§ WHAT YOU ARE ASKED TO DO
Which lines hold the word "JSON"? Show each of them.

______________________________

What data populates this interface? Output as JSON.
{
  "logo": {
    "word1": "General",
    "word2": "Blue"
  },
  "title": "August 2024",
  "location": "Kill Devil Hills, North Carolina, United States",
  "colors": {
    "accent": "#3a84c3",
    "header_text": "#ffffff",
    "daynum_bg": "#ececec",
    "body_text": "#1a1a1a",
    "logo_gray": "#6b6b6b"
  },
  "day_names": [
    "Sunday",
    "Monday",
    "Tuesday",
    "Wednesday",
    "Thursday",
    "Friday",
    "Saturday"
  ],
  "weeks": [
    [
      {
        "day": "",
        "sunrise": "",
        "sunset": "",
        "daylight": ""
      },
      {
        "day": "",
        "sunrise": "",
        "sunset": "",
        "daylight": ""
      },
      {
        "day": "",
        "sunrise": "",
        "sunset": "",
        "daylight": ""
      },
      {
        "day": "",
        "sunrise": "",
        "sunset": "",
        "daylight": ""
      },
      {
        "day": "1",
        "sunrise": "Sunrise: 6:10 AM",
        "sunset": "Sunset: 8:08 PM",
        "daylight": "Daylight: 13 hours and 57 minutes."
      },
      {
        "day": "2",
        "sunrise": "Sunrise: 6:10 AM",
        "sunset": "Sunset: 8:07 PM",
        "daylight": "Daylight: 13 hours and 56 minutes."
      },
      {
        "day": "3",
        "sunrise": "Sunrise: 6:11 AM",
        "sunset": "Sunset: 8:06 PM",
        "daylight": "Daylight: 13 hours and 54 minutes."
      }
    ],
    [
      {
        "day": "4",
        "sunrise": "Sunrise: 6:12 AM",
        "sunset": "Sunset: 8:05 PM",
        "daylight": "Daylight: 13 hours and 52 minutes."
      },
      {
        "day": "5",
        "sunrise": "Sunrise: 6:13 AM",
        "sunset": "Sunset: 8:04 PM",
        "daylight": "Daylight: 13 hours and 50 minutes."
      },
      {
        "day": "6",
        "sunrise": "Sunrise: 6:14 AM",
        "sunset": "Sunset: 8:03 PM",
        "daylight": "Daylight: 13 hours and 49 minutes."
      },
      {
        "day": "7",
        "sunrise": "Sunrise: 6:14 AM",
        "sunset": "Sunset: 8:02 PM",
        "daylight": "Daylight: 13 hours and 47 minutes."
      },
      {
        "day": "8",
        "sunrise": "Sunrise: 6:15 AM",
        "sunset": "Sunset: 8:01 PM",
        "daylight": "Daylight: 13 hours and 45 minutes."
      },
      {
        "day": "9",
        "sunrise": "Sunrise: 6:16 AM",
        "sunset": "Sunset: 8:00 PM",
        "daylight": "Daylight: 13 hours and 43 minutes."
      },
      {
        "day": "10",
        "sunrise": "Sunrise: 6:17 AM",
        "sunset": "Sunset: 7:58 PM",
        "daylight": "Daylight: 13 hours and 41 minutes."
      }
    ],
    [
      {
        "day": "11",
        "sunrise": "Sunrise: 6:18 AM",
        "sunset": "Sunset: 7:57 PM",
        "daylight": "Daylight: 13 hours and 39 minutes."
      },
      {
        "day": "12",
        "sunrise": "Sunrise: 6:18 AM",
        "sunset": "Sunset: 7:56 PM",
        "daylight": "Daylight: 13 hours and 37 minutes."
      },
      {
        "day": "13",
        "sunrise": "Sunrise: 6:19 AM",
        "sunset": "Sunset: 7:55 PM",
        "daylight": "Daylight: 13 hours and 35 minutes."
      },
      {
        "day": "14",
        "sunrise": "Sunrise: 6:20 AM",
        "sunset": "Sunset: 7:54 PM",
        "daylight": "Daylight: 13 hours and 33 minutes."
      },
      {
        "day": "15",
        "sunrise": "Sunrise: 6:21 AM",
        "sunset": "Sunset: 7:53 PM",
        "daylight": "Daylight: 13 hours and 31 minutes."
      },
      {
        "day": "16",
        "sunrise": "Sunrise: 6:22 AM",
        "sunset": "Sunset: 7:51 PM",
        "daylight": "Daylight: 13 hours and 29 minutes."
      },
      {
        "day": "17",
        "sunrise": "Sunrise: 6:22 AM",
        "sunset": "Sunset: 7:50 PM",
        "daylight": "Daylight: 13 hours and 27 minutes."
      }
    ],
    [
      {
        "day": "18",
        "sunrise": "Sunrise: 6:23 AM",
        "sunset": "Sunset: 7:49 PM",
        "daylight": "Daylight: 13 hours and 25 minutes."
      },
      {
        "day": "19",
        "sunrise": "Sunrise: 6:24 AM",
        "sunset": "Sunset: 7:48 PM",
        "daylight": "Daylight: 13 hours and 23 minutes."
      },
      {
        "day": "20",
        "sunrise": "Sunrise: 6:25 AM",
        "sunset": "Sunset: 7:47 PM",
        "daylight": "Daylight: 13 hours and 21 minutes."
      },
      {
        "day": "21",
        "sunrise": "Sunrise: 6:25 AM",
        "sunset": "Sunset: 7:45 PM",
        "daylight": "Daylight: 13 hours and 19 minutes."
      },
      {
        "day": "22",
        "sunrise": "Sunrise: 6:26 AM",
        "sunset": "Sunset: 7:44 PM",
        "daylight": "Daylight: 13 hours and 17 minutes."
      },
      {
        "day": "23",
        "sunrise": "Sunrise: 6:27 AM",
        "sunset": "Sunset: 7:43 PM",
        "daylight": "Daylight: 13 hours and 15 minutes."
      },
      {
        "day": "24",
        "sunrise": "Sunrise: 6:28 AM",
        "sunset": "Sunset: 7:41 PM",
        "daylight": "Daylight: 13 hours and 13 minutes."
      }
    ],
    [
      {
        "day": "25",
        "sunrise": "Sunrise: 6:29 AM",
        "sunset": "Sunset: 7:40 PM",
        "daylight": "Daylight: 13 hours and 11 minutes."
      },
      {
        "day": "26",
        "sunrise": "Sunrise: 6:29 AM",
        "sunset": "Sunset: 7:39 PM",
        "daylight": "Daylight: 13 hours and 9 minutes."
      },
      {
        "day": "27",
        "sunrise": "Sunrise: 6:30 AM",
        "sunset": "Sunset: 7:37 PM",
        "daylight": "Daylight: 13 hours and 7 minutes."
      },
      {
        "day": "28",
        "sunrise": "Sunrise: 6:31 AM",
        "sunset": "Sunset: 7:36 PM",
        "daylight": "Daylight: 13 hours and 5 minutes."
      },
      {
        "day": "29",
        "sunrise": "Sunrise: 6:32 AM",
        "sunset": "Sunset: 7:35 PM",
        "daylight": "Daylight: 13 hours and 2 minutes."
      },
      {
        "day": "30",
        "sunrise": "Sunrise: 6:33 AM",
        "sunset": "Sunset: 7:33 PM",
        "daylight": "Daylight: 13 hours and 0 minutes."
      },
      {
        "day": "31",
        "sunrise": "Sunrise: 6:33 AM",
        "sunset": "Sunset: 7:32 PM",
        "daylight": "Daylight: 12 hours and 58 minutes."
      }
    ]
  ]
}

______________________________

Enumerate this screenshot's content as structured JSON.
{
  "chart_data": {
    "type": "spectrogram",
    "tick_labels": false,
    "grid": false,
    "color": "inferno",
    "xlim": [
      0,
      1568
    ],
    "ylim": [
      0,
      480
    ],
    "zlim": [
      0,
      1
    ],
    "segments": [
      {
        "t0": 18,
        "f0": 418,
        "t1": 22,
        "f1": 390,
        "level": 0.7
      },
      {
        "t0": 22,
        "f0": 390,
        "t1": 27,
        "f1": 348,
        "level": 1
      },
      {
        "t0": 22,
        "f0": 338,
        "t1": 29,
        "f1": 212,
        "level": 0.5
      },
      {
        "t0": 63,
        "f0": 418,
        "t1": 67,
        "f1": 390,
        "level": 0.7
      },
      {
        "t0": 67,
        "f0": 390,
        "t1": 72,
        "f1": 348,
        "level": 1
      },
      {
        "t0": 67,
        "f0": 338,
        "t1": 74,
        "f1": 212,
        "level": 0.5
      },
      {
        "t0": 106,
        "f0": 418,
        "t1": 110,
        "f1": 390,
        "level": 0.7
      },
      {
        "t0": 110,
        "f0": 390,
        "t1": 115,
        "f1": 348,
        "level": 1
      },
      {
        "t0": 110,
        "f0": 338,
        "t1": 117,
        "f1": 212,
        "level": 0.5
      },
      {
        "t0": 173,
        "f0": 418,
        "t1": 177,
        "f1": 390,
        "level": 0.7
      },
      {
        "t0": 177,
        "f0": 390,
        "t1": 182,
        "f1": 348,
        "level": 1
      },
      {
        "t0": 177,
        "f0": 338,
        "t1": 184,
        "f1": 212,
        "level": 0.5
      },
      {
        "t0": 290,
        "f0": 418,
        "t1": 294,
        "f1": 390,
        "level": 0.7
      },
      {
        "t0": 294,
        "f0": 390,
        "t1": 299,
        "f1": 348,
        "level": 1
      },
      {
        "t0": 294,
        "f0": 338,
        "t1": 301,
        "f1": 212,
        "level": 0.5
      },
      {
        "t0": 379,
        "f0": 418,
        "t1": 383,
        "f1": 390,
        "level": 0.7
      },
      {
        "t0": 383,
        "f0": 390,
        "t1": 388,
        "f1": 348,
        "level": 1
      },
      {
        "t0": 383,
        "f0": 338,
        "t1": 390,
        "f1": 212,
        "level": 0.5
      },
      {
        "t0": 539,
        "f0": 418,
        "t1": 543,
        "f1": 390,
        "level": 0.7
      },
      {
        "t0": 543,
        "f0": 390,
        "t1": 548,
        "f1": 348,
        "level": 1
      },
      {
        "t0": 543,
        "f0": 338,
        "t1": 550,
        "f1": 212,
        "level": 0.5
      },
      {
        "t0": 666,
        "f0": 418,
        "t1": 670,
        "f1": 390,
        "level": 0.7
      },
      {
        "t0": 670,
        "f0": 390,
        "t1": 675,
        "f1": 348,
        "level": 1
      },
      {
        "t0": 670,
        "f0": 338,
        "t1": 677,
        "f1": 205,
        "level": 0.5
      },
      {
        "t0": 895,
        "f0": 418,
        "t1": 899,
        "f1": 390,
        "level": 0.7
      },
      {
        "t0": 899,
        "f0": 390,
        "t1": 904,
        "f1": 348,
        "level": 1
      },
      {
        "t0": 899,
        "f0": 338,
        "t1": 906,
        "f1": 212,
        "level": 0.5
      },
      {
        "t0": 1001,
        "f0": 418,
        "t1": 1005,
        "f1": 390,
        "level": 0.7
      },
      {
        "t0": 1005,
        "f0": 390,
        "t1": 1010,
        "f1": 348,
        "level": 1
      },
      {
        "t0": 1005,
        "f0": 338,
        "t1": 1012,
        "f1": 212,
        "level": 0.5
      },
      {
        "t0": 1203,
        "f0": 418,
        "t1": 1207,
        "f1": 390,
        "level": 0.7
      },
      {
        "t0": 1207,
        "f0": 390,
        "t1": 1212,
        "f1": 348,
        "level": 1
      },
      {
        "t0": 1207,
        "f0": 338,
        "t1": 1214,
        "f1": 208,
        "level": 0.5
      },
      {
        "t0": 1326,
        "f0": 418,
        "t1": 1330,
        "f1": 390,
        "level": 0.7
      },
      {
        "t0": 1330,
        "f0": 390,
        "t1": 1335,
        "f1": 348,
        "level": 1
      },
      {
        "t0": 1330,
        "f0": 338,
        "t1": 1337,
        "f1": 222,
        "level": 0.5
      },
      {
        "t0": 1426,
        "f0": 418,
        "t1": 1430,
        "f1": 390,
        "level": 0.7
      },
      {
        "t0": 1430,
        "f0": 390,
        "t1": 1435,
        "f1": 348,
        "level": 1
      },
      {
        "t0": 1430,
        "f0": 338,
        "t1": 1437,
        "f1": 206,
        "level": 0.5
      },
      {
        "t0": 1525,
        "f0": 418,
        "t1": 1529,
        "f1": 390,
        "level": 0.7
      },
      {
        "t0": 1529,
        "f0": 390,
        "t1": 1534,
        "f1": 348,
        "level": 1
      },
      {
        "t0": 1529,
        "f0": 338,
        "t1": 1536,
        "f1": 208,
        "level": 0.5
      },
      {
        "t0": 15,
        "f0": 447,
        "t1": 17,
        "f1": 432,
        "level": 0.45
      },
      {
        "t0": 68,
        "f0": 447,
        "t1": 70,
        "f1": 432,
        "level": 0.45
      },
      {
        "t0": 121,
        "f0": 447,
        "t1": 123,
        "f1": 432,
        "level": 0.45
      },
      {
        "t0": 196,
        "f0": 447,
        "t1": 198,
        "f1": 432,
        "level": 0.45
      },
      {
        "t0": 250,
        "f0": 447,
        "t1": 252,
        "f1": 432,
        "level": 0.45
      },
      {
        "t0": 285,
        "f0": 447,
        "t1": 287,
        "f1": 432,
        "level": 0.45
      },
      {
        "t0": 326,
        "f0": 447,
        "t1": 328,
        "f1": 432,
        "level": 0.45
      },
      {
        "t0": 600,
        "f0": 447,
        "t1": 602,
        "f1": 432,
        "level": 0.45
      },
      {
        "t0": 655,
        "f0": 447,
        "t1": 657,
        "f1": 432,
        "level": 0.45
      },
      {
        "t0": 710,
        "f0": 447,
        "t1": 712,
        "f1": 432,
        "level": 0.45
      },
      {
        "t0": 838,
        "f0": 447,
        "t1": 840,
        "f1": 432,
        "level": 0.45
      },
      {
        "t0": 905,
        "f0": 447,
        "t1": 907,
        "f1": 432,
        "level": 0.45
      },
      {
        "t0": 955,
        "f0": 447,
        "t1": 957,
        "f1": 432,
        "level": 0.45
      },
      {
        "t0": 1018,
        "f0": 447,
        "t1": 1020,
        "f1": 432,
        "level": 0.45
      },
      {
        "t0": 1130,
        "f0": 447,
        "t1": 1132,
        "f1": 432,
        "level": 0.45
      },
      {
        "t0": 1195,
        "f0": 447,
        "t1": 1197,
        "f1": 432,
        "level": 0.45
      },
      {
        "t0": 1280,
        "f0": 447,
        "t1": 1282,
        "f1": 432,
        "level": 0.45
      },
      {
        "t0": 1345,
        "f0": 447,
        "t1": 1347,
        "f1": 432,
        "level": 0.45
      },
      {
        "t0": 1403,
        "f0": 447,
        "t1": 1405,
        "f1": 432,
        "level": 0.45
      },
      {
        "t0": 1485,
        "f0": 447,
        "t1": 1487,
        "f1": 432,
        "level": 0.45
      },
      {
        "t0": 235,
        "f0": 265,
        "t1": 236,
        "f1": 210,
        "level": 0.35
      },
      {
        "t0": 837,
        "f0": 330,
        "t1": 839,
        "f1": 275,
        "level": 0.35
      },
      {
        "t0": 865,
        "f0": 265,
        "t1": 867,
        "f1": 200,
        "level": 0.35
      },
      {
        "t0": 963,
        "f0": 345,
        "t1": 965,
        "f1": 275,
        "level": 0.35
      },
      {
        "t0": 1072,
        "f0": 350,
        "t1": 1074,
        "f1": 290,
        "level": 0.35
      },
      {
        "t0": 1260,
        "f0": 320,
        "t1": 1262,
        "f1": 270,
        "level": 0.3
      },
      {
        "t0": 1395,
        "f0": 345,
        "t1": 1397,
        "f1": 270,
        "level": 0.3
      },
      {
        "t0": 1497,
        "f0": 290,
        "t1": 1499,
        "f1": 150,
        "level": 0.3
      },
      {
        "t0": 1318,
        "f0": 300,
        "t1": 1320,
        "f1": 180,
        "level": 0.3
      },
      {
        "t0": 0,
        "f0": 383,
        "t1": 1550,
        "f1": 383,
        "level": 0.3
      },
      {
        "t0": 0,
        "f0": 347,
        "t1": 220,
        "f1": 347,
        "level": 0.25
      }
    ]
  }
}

______________________________

§ RESPONSE BELOW
What data populates this interface? Output as JSON.
Enumerate this screenshot's content as structured JSON.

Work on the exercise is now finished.